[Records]

Begin

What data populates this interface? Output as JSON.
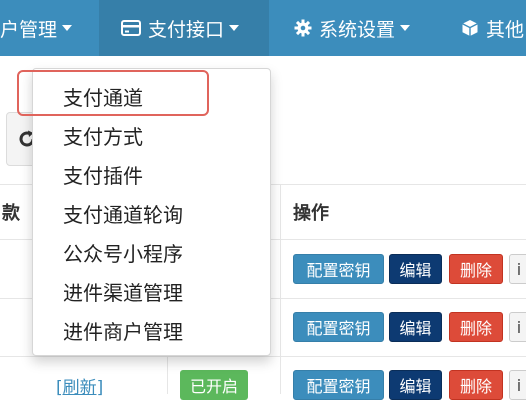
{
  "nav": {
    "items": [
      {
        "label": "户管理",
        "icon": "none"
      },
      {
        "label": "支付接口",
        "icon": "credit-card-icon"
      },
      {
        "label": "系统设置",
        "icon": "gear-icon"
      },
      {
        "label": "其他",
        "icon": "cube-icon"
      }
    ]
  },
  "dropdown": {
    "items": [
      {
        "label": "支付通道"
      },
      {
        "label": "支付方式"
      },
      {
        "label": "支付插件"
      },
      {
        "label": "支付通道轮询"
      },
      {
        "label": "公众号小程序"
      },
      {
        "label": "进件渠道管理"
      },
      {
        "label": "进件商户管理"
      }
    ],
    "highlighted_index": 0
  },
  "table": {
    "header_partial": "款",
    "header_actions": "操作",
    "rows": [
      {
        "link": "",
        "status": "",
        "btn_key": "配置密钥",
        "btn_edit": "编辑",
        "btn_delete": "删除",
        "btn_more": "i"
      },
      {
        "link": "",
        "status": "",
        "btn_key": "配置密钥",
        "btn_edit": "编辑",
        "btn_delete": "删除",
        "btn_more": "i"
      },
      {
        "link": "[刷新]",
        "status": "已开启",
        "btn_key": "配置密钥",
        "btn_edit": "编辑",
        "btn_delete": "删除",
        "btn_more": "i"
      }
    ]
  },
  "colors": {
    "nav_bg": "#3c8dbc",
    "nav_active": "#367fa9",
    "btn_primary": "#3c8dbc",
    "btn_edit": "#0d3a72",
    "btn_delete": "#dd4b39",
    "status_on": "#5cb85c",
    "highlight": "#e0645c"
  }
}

End
Begin

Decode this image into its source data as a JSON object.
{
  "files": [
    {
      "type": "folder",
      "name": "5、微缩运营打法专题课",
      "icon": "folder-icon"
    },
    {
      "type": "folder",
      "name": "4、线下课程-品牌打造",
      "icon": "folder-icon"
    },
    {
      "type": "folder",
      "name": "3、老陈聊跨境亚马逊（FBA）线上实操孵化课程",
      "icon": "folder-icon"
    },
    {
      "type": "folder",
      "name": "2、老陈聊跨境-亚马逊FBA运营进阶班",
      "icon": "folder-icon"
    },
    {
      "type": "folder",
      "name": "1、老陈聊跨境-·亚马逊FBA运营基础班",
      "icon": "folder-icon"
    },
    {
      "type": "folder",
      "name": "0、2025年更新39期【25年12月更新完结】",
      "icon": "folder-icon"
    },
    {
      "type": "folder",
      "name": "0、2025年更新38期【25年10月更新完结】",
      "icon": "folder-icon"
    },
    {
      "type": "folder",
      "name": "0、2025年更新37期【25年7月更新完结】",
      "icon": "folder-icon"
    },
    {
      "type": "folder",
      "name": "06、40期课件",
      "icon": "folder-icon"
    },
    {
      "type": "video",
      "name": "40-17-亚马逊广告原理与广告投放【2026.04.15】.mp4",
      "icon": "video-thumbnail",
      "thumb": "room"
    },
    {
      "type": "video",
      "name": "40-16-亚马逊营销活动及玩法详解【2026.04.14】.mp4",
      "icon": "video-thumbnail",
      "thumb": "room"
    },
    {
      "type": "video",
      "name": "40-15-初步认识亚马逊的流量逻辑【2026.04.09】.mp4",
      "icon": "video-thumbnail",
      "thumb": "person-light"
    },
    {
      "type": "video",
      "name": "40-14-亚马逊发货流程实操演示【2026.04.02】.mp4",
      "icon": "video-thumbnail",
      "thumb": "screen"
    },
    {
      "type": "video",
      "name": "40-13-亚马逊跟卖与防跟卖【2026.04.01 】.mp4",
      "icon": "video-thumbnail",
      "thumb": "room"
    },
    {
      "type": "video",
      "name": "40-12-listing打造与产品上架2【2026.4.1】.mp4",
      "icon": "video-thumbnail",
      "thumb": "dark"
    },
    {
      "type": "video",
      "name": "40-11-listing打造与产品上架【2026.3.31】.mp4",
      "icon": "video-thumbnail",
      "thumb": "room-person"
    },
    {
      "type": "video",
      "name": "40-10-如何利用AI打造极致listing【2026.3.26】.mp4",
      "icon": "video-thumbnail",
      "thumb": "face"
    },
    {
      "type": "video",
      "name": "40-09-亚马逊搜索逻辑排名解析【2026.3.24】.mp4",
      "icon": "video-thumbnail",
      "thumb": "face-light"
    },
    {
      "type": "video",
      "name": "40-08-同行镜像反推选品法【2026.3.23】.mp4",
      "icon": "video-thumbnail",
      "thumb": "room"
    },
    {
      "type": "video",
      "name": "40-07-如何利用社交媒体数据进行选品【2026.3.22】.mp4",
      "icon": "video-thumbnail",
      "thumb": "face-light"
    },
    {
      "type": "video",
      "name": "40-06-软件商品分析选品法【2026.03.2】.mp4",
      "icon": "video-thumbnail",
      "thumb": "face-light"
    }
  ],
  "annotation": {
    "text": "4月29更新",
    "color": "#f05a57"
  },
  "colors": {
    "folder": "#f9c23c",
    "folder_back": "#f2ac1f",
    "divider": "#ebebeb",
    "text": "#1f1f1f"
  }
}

End

Goal:
Above are the records; copy every line in them that holds the word "this".

Task result:
What data populates this interface? Output as JSON.
Decode this image into its source data as a JSON object.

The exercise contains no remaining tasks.